* _Stored entries_
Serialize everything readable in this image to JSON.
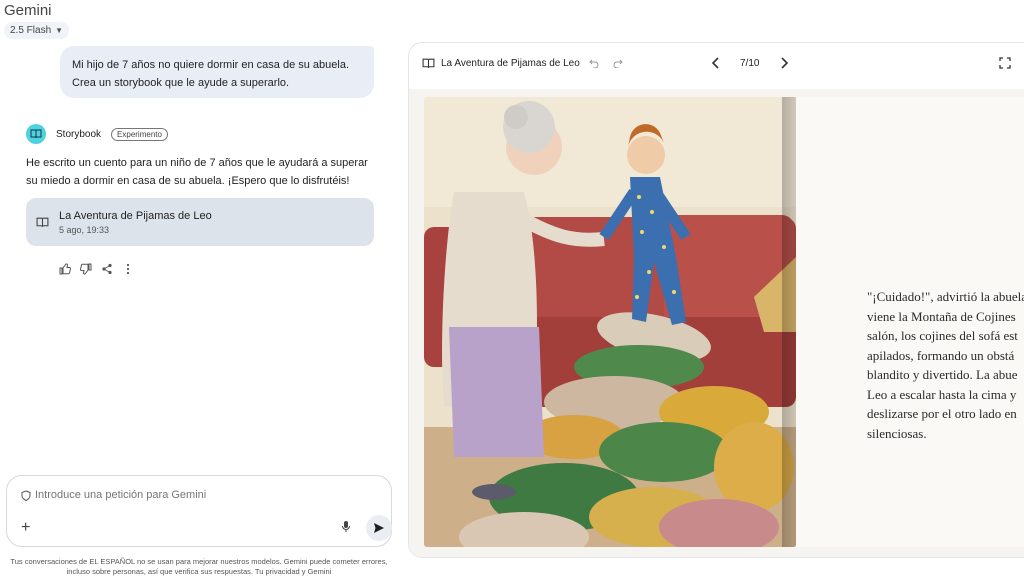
{
  "app": {
    "title": "Gemini",
    "model": "2.5 Flash"
  },
  "user_message": "Mi hijo de 7 años no quiere dormir en casa de su abuela. Crea un storybook que le ayude a superarlo.",
  "assistant": {
    "name": "Storybook",
    "badge": "Experimento",
    "message": "He escrito un cuento para un niño de 7 años que le ayudará a superar su miedo a dormir en casa de su abuela. ¡Espero que lo disfrutéis!",
    "card": {
      "title": "La Aventura de Pijamas de Leo",
      "date": "5 ago, 19:33"
    }
  },
  "prompt": {
    "placeholder": "Introduce una petición para Gemini"
  },
  "disclaimer": "Tus conversaciones de EL ESPAÑOL no se usan para mejorar nuestros modelos. Gemini puede cometer errores, incluso sobre personas, así que verifica sus respuestas. Tu privacidad y Gemini",
  "canvas": {
    "title": "La Aventura de Pijamas de Leo",
    "page_indicator": "7/10",
    "story_text": "\"¡Cuidado!\", advirtió la abuela\nviene la Montaña de Cojines\nsalón, los cojines del sofá est\napilados, formando un obstá\nblandito y divertido. La abue\nLeo a escalar hasta la cima y\ndeslizarse por el otro lado en\nsilenciosas."
  },
  "colors": {
    "accent": "#4fd1e0",
    "bubble": "#e9eef6",
    "card": "#dde3ea",
    "sofa": "#b94a48",
    "wall": "#e9ddc4"
  },
  "icons": [
    "chevron-down-icon",
    "book-icon",
    "thumbs-up-icon",
    "thumbs-down-icon",
    "share-icon",
    "more-icon",
    "shield-icon",
    "plus-icon",
    "mic-icon",
    "send-icon",
    "undo-icon",
    "redo-icon",
    "chevron-left-icon",
    "chevron-right-icon",
    "fullscreen-icon"
  ]
}
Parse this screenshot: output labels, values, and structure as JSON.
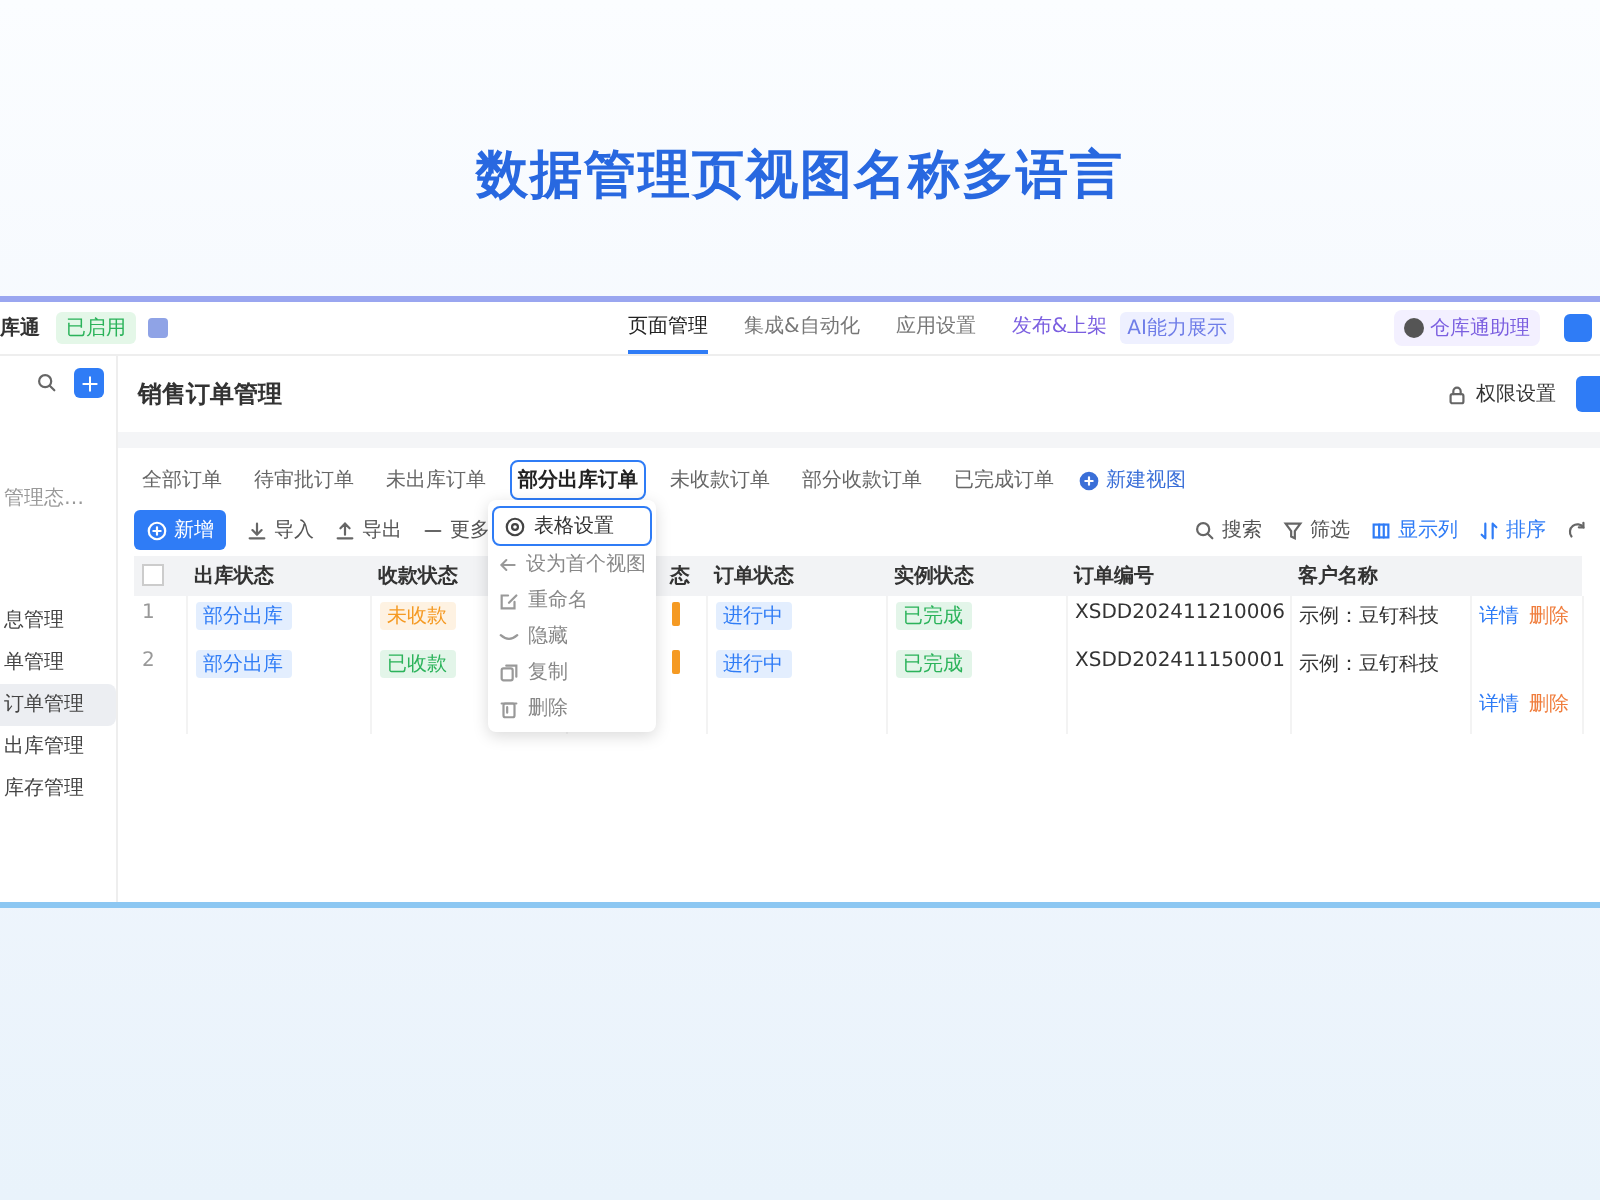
{
  "headline": "数据管理页视图名称多语言",
  "topbar": {
    "app_name": "库通",
    "status_badge": "已启用",
    "nav": [
      {
        "label": "页面管理",
        "selected": true
      },
      {
        "label": "集成&自动化",
        "selected": false
      },
      {
        "label": "应用设置",
        "selected": false
      },
      {
        "label": "发布&上架",
        "selected": false
      }
    ],
    "ai_badge": "AI能力展示",
    "user": "仓库通助理"
  },
  "sidebar": {
    "items": [
      {
        "label": "管理态…",
        "kind": "group"
      },
      {
        "label": "息管理",
        "kind": "page",
        "selected": false
      },
      {
        "label": "单管理",
        "kind": "page",
        "selected": false
      },
      {
        "label": "订单管理",
        "kind": "page",
        "selected": true
      },
      {
        "label": "出库管理",
        "kind": "page",
        "selected": false
      },
      {
        "label": "库存管理",
        "kind": "page",
        "selected": false
      }
    ]
  },
  "page_title": "销售订单管理",
  "permission_button": "权限设置",
  "view_tabs": [
    {
      "label": "全部订单",
      "selected": false
    },
    {
      "label": "待审批订单",
      "selected": false
    },
    {
      "label": "未出库订单",
      "selected": false
    },
    {
      "label": "部分出库订单",
      "selected": true
    },
    {
      "label": "未收款订单",
      "selected": false
    },
    {
      "label": "部分收款订单",
      "selected": false
    },
    {
      "label": "已完成订单",
      "selected": false
    }
  ],
  "new_view": "新建视图",
  "toolbar": {
    "left": [
      {
        "label": "新增",
        "kind": "primary"
      },
      {
        "label": "导入",
        "kind": "import"
      },
      {
        "label": "导出",
        "kind": "export"
      },
      {
        "label": "更多",
        "kind": "more"
      }
    ],
    "right": [
      {
        "label": "搜索",
        "kind": "search",
        "highlighted": false
      },
      {
        "label": "筛选",
        "kind": "filter",
        "highlighted": false
      },
      {
        "label": "显示列",
        "kind": "columns",
        "highlighted": true
      },
      {
        "label": "排序",
        "kind": "sort",
        "highlighted": true
      }
    ]
  },
  "table": {
    "select_all_checked": false,
    "columns": [
      "出库状态",
      "收款状态",
      "态",
      "订单状态",
      "实例状态",
      "订单编号",
      "客户名称"
    ],
    "rows": [
      {
        "index": "1",
        "cells": [
          {
            "kind": "tag",
            "text": "部分出库",
            "color": "#2f7cf6"
          },
          {
            "kind": "tag",
            "text": "未收款",
            "color": "#f59a23"
          },
          {
            "kind": "sliver",
            "color": "#f59a23"
          },
          {
            "kind": "tag",
            "text": "进行中",
            "color": "#2f7cf6"
          },
          {
            "kind": "tag",
            "text": "已完成",
            "color": "#2bb35a"
          },
          {
            "kind": "text",
            "text": "XSDD202411210006"
          },
          {
            "kind": "text",
            "text": "示例：豆钉科技"
          }
        ],
        "actions": [
          "详情",
          "删除"
        ]
      },
      {
        "index": "2",
        "cells": [
          {
            "kind": "tag",
            "text": "部分出库",
            "color": "#2f7cf6"
          },
          {
            "kind": "tag",
            "text": "已收款",
            "color": "#2bb35a"
          },
          {
            "kind": "sliver",
            "color": "#f59a23"
          },
          {
            "kind": "tag",
            "text": "进行中",
            "color": "#2f7cf6"
          },
          {
            "kind": "tag",
            "text": "已完成",
            "color": "#2bb35a"
          },
          {
            "kind": "text",
            "text": "XSDD202411150001"
          },
          {
            "kind": "text",
            "text": "示例：豆钉科技"
          }
        ],
        "actions": [
          "详情",
          "删除"
        ]
      }
    ]
  },
  "view_menu": {
    "items": [
      {
        "label": "表格设置",
        "selected": true
      },
      {
        "label": "设为首个视图",
        "selected": false
      },
      {
        "label": "重命名",
        "selected": false
      },
      {
        "label": "隐藏",
        "selected": false
      },
      {
        "label": "复制",
        "selected": false
      },
      {
        "label": "删除",
        "selected": false
      }
    ]
  }
}
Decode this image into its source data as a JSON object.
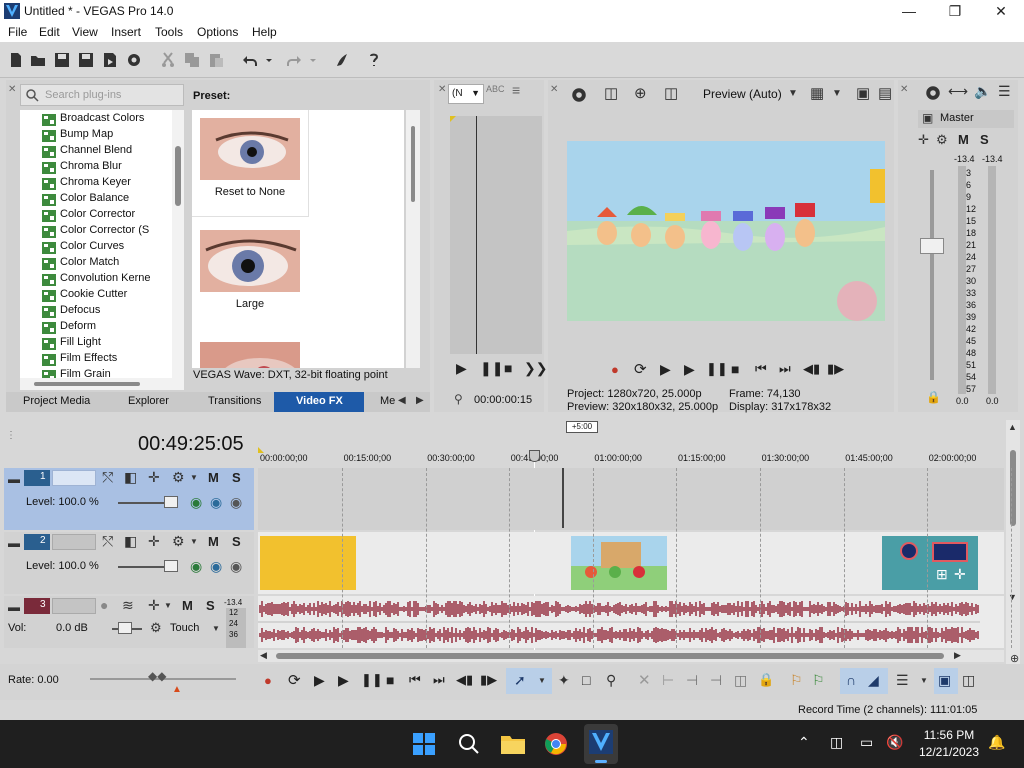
{
  "window": {
    "title": "Untitled * - VEGAS Pro 14.0",
    "controls": [
      "minimize-icon",
      "restore-icon",
      "close-icon"
    ]
  },
  "menubar": [
    "File",
    "Edit",
    "View",
    "Insert",
    "Tools",
    "Options",
    "Help"
  ],
  "plugins": {
    "search_placeholder": "Search plug-ins",
    "items": [
      "Broadcast Colors",
      "Bump Map",
      "Channel Blend",
      "Chroma Blur",
      "Chroma Keyer",
      "Color Balance",
      "Color Corrector",
      "Color Corrector (S",
      "Color Curves",
      "Color Match",
      "Convolution Kerne",
      "Cookie Cutter",
      "Defocus",
      "Deform",
      "Fill Light",
      "Film Effects",
      "Film Grain"
    ],
    "preset_label": "Preset:",
    "presets": [
      "Reset to None",
      "Large"
    ],
    "status": "VEGAS Wave: DXT, 32-bit floating point"
  },
  "tabs": [
    "Project Media",
    "Explorer",
    "Transitions",
    "Video FX",
    "Me"
  ],
  "active_tab": "Video FX",
  "trimmer": {
    "dropdown_value": "(N",
    "timecode": "00:00:00:15"
  },
  "preview": {
    "quality": "Preview (Auto)",
    "project_label": "Project:",
    "project_value": "1280x720, 25.000p",
    "preview_label": "Preview:",
    "preview_value": "320x180x32, 25.000p",
    "frame_label": "Frame:",
    "frame_value": "74,130",
    "display_label": "Display:",
    "display_value": "317x178x32"
  },
  "master": {
    "label": "Master",
    "m": "M",
    "s": "S",
    "left_level": "-13.4",
    "right_level": "-13.4",
    "scale": [
      "3",
      "6",
      "9",
      "12",
      "15",
      "18",
      "21",
      "24",
      "27",
      "30",
      "33",
      "36",
      "39",
      "42",
      "45",
      "48",
      "51",
      "54",
      "57"
    ],
    "left_bottom": "0.0",
    "right_bottom": "0.0"
  },
  "timeline": {
    "time": "00:49:25:05",
    "marker": "+5:00",
    "ruler": [
      "00:00:00;00",
      "00:15:00;00",
      "00:30:00;00",
      "00:45:00;00",
      "01:00:00;00",
      "01:15:00;00",
      "01:30:00;00",
      "01:45:00;00",
      "02:00:00;00"
    ],
    "tracks": [
      {
        "number": "1",
        "level": "Level: 100.0 %",
        "m": "M",
        "s": "S"
      },
      {
        "number": "2",
        "level": "Level: 100.0 %",
        "m": "M",
        "s": "S"
      },
      {
        "number": "3",
        "vol_label": "Vol:",
        "vol_value": "0.0 dB",
        "touch": "Touch",
        "m": "M",
        "s": "S",
        "meter": "-13.4",
        "meter_scale": [
          "12",
          "24",
          "36"
        ]
      }
    ]
  },
  "rate": "Rate: 0.00",
  "record_time": "Record Time (2 channels): 111:01:05",
  "taskbar": {
    "time": "11:56 PM",
    "date": "12/21/2023"
  },
  "colors": {
    "accent": "#1e5aa8",
    "track_selected": "#a9c0e3",
    "audio_wave": "#9b3a4a",
    "yellow_clip": "#f2c12e",
    "teal_clip": "#4a9ea6"
  }
}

* _Requirements_
Only the number is wanted: how many lines in the data include the word "chevron"?

* _Written response_
3